▶ [Available records]
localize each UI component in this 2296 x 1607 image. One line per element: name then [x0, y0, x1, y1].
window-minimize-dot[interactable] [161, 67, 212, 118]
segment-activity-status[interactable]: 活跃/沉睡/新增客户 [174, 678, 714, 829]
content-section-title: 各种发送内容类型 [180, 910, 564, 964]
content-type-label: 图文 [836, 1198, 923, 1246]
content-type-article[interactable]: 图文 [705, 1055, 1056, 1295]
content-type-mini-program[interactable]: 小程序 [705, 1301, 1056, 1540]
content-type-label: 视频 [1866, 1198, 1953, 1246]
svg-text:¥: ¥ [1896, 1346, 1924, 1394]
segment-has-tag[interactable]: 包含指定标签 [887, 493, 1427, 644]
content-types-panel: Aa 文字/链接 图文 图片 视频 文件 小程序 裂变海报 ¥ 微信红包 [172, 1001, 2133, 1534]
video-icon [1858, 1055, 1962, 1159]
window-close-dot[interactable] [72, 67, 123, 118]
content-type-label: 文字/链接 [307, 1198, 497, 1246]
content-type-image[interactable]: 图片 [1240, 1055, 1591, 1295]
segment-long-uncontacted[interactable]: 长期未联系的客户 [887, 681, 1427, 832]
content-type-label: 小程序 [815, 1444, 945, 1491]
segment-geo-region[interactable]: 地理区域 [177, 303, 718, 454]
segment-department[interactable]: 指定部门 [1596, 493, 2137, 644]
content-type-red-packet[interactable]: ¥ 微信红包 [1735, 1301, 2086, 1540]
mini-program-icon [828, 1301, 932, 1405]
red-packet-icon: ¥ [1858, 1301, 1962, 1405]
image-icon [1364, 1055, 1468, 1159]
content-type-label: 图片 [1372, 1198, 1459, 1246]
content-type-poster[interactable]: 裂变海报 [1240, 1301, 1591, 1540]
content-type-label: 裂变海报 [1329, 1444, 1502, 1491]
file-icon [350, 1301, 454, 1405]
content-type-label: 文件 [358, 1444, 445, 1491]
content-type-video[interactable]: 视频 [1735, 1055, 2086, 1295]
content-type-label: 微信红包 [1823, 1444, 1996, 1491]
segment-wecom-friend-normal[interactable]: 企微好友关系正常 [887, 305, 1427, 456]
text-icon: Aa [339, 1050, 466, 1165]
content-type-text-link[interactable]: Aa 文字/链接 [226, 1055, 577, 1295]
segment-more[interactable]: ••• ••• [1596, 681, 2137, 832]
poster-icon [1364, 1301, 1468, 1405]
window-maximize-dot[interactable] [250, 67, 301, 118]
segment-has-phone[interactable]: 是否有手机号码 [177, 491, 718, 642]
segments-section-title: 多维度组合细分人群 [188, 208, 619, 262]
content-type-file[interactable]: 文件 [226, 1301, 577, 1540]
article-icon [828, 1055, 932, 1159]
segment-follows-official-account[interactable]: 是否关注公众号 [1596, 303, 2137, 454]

==

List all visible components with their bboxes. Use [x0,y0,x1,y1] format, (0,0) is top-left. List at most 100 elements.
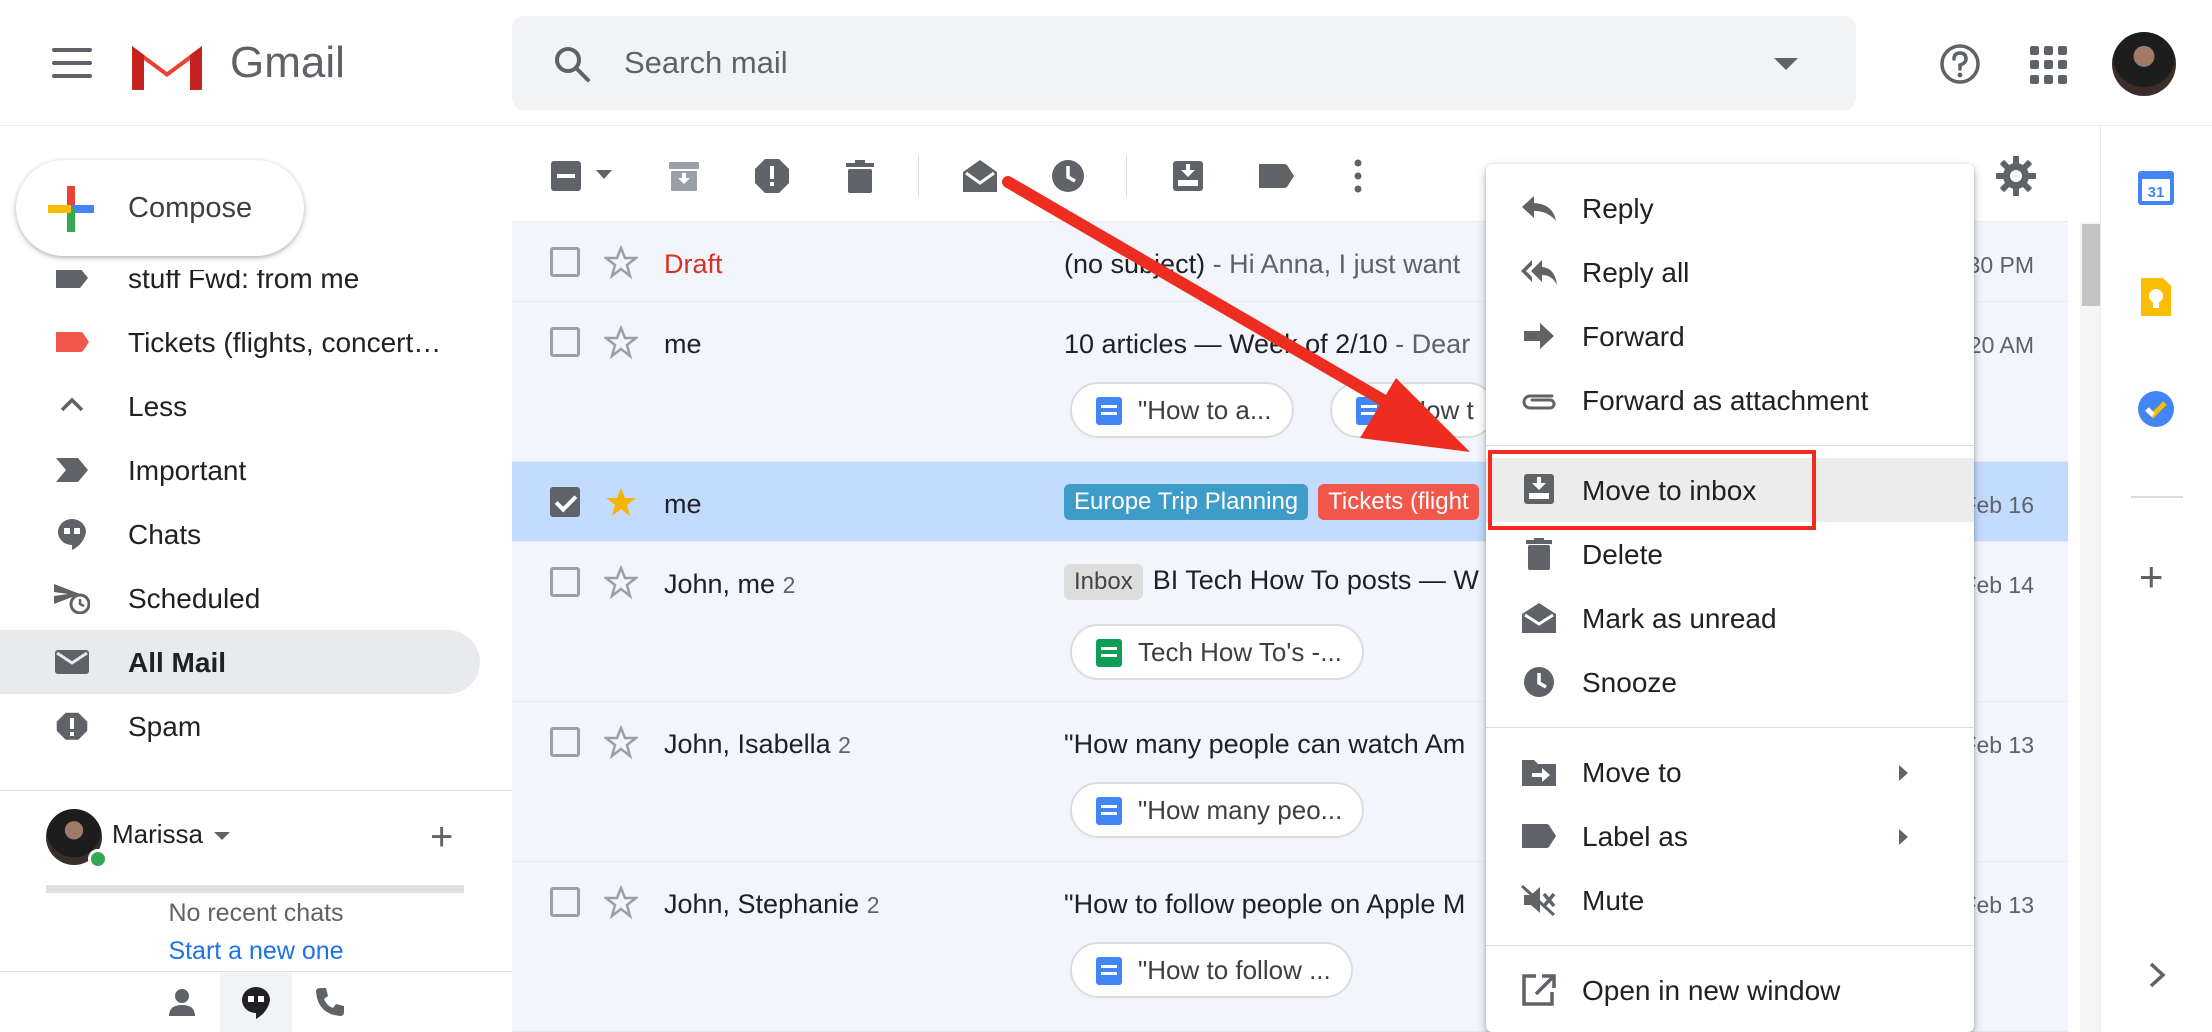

▶ [Exercise brief] Reproduce every line from the one containing "localize each UI" down to the one containing "content-section-title: 各种发送内容类型 [180, 910, 564, 964]", including both, without any changes.

▶ [Correct result]
localize each UI component in this 2296 x 1607 image. One line per element: name then [x0, y0, x1, y1].
window-minimize-dot[interactable] [161, 67, 212, 118]
segment-activity-status[interactable]: 活跃/沉睡/新增客户 [174, 678, 714, 829]
content-section-title: 各种发送内容类型 [180, 910, 564, 964]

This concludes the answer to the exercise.